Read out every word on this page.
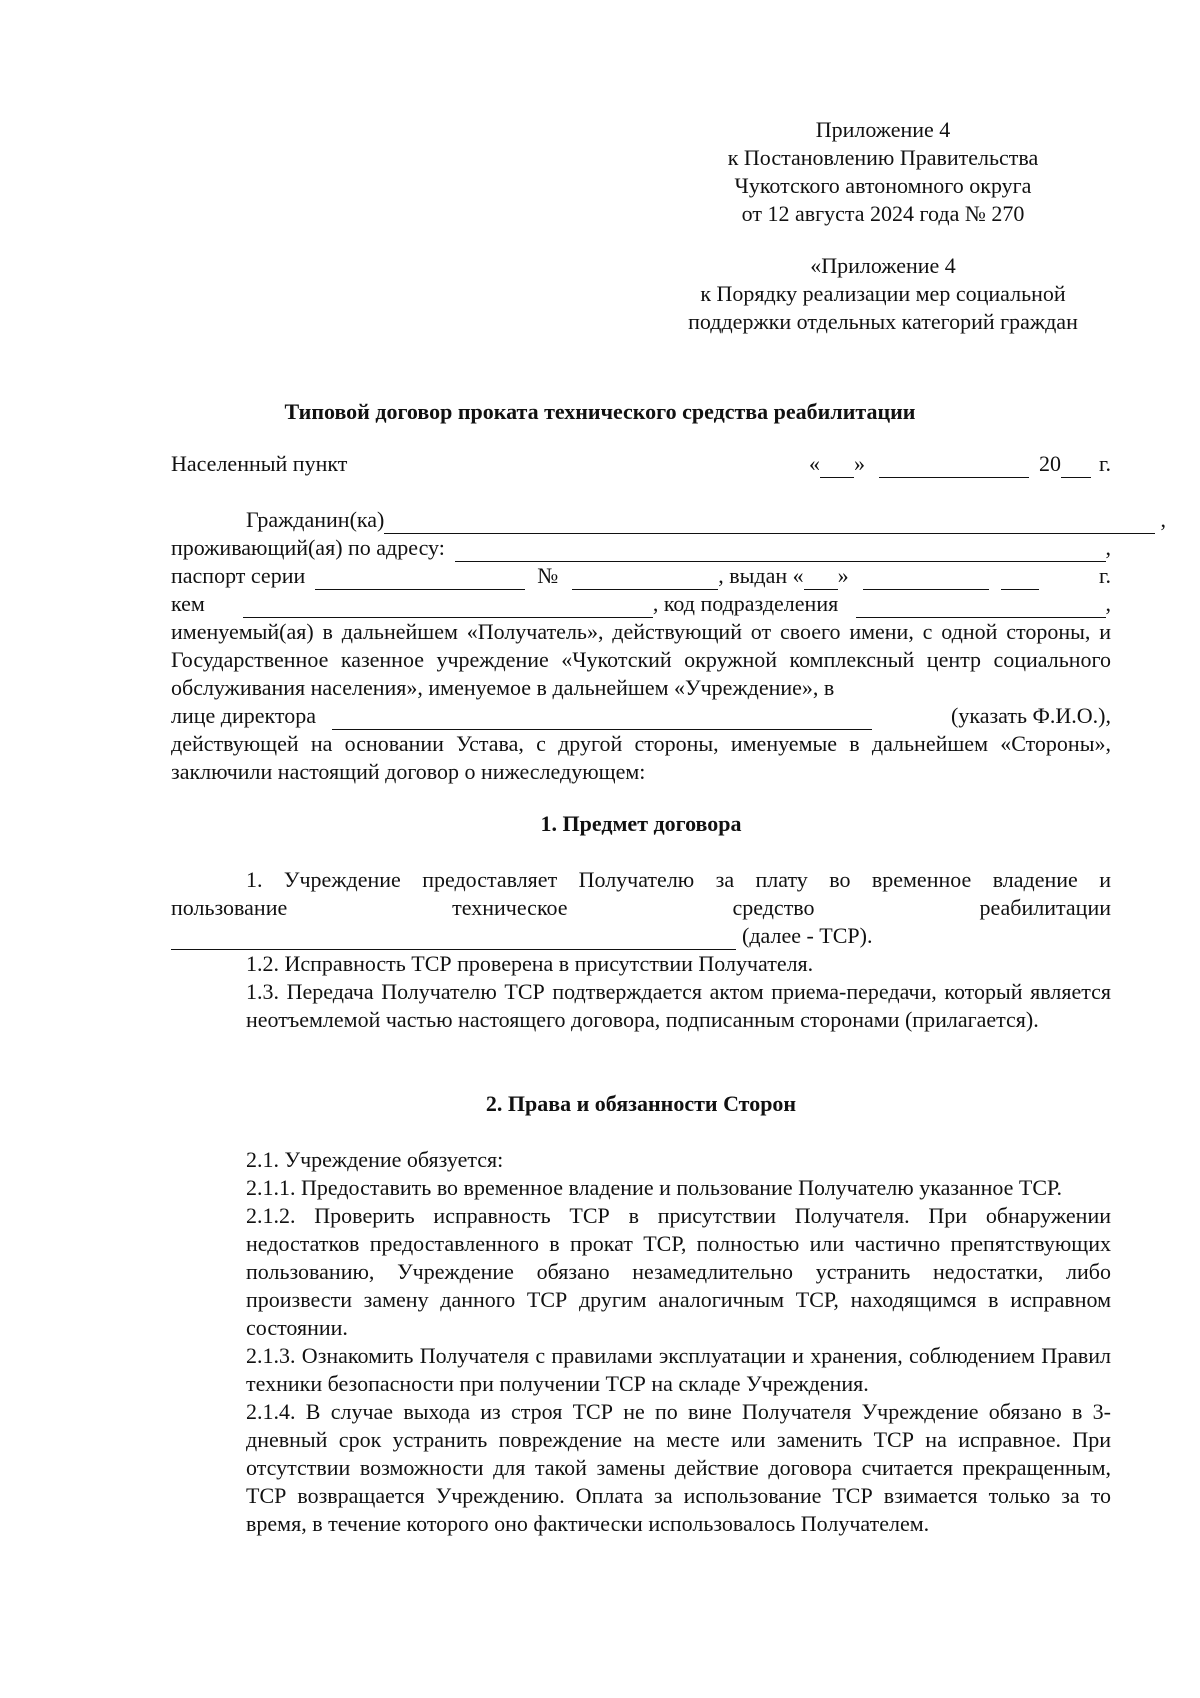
Приложение 4
к Постановлению Правительства
Чукотского автономного округа
от 12 августа 2024 года № 270
«Приложение 4
к Порядку реализации мер социальной
поддержки отдельных категорий граждан
Типовой договор проката технического средства реабилитации
Населенный пункт	« »	20 г.
Гражданин(ка)	,
проживающий(ая) по адресу:	,
паспорт серии	№	, выдан « »	г.
кем	, код подразделения	,

именуемый(ая) в дальнейшем «Получатель», действующий от своего имени, с одной стороны, и Государственное казенное учреждение «Чукотский окружной комплексный центр социального обслуживания населения», именуемое в дальнейшем «Учреждение», в

лице директора	(указать Ф.И.О.),

действующей на основании Устава, с другой стороны, именуемые в дальнейшем «Стороны», заключили настоящий договор о нижеследующем:

1. Предмет договора

1. Учреждение предоставляет Получателю за плату во временное владение и

пользование	техническое	средство	реабилитации
(далее - ТСР).

1.2. Исправность ТСР проверена в присутствии Получателя.

1.3. Передача Получателю ТСР подтверждается актом приема-передачи, который является неотъемлемой частью настоящего договора, подписанным сторонами (прилагается).

2. Права и обязанности Сторон

2.1. Учреждение обязуется:

2.1.1. Предоставить во временное владение и пользование Получателю указанное ТСР.

2.1.2. Проверить исправность ТСР в присутствии Получателя. При обнаружении недостатков предоставленного в прокат ТСР, полностью или частично препятствующих пользованию, Учреждение обязано незамедлительно устранить недостатки, либо произвести замену данного ТСР другим аналогичным ТСР, находящимся в исправном состоянии.

2.1.3. Ознакомить Получателя с правилами эксплуатации и хранения, соблюдением Правил техники безопасности при получении ТСР на складе Учреждения.

2.1.4. В случае выхода из строя ТСР не по вине Получателя Учреждение обязано в 3-дневный срок устранить повреждение на месте или заменить ТСР на исправное. При отсутствии возможности для такой замены действие договора считается прекращенным, ТСР возвращается Учреждению. Оплата за использование ТСР взимается только за то время, в течение которого оно фактически использовалось Получателем.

- - - -

STATED TASK: Where a line holds "временное", copy it out.

ANSWER TO THE EXERCISE:
1. Учреждение предоставляет Получателю за плату во временное владение и
2.1.1. Предоставить во временное владение и пользование Получателю указанное ТСР.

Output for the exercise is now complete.